## [Yang Dikerjakan]
Tulis ulang seluruh teks tentang motor gede di bawah ini, kata demi kata tanpa perubahan.

## [Teks]

........

Hal sama berlaku pada motor. Saya berani bertaruh jika kita naik motor bebek dan melintas sebuah Harley maka akan ada perasaan minder karenanya. Oke mungkin tidak minder tapi lebih pada pandangan akan sesuatu yang asing. Motor sudah kita kuasai namun faktor “besar” kita kalah. Maka yang terjadi seperti ketika pipis di WC sekolah, yang kecil harus menelan malu sementara yang besar berkuasa. Walau “burung” yang kecil dapat lari dengan lebih kencang, oke lupakan hal itu.
Bisa jadi ini yang membuat Moge alias motor gede disukai laki-laki. Sebab ia menjawab dua kebutuhan laki-laki sekaligus yakni hasrat kepemilikan dan hasrat “besar”. Lalu mereka dengan semena-mena berjalan di tengah jalan dengan gas yang brutal. Ada keinginan untuk menunjukkan sifat “laki-laki” itu.

........

## [Data]
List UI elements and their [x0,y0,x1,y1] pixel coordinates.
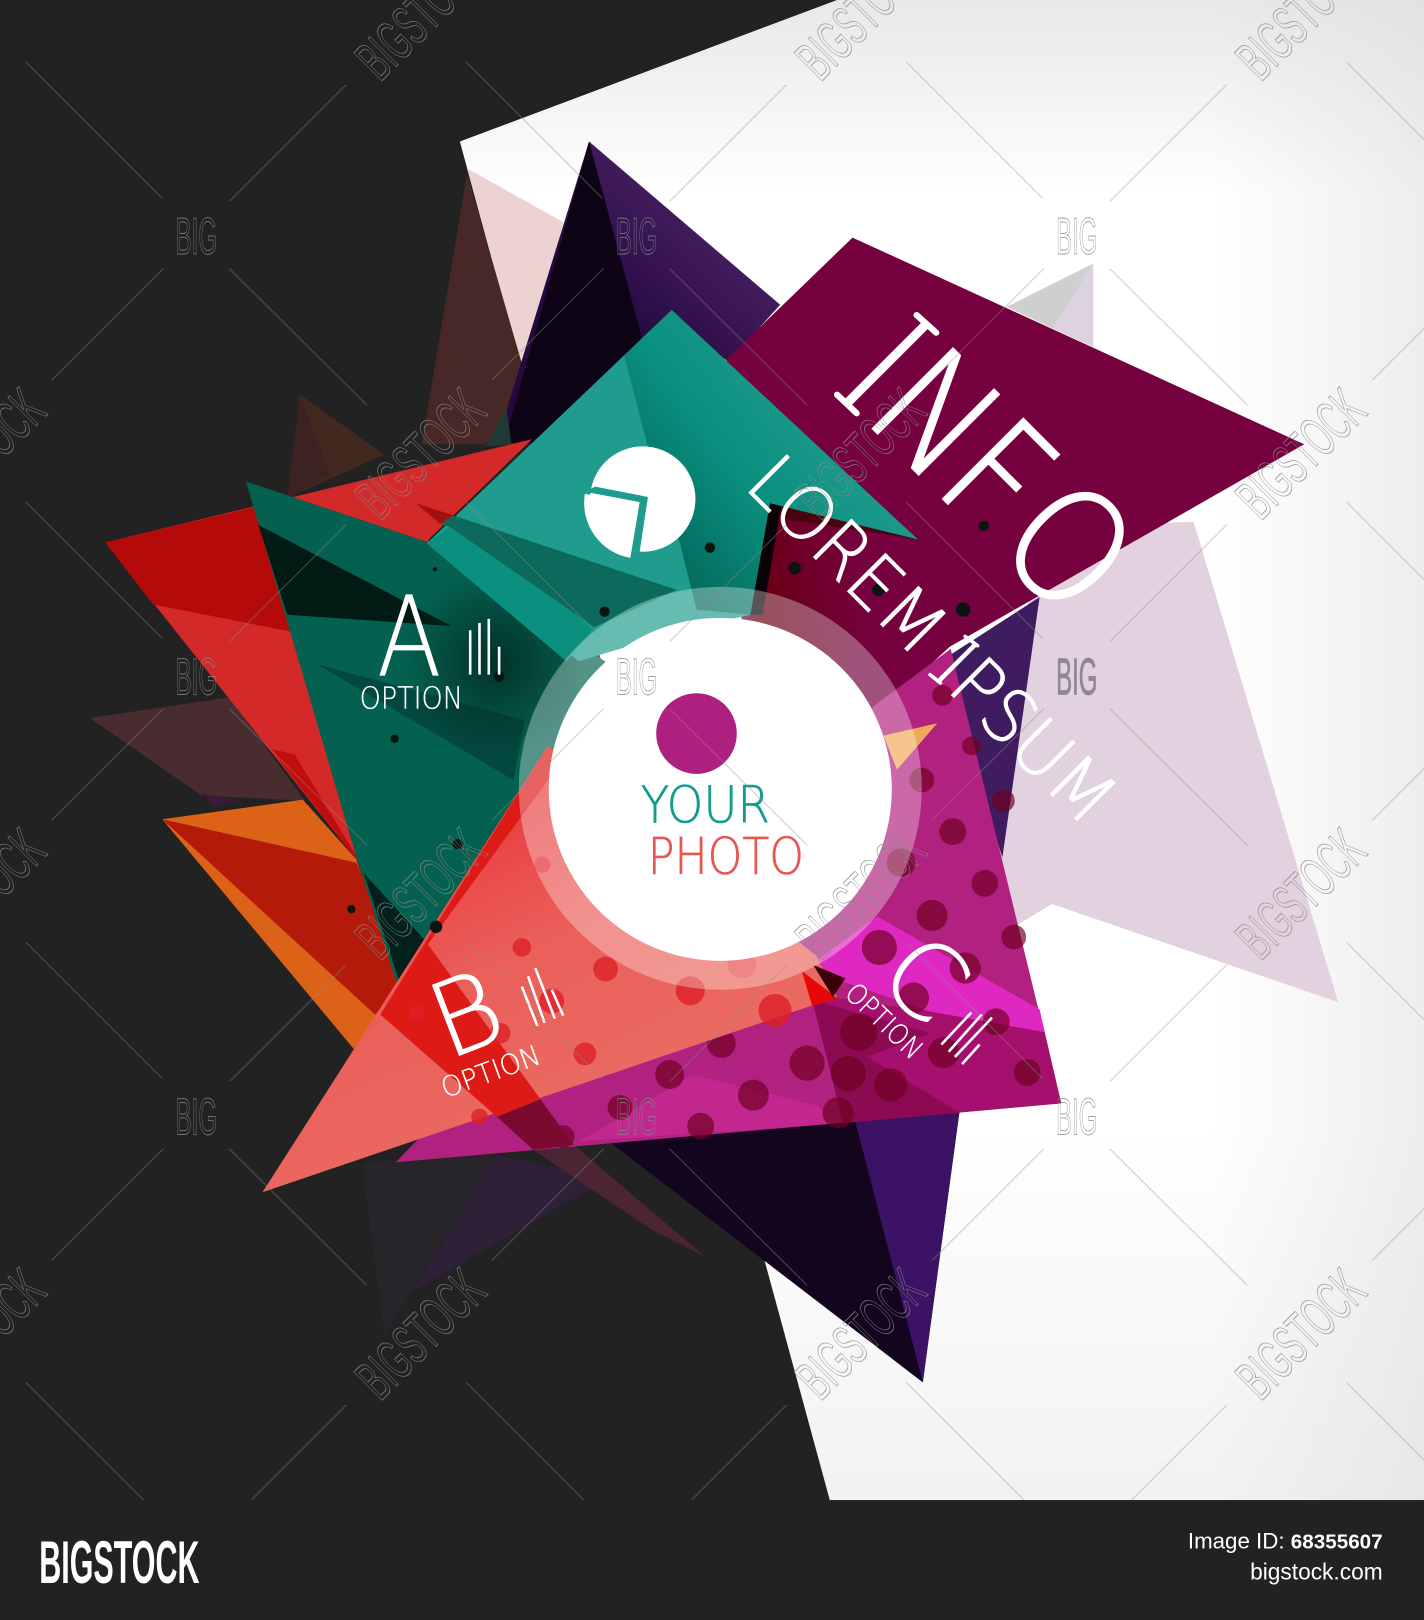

........

## [Hasil Lengkap]
Hal sama berlaku pada motor. Saya berani bertaruh jika kita naik motor bebek dan melintas sebuah Harley maka akan ada perasaan minder karenanya. Oke mungkin tidak minder tapi lebih pada pandangan akan sesuatu yang asing. Motor sudah kita kuasai namun faktor “besar” kita kalah. Maka yang terjadi seperti ketika pipis di WC sekolah, yang kecil harus menelan malu sementara yang besar berkuasa. Walau “burung” yang kecil dapat lari dengan lebih kencang, oke lupakan hal itu.
Bisa jadi ini yang membuat Moge alias motor gede disukai laki-laki. Sebab ia menjawab dua kebutuhan laki-laki sekaligus yakni hasrat kepemilikan dan hasrat “besar”. Lalu mereka dengan semena-mena berjalan di tengah jalan dengan gas yang brutal. Ada keinginan untuk menunjukkan sifat “laki-laki” itu.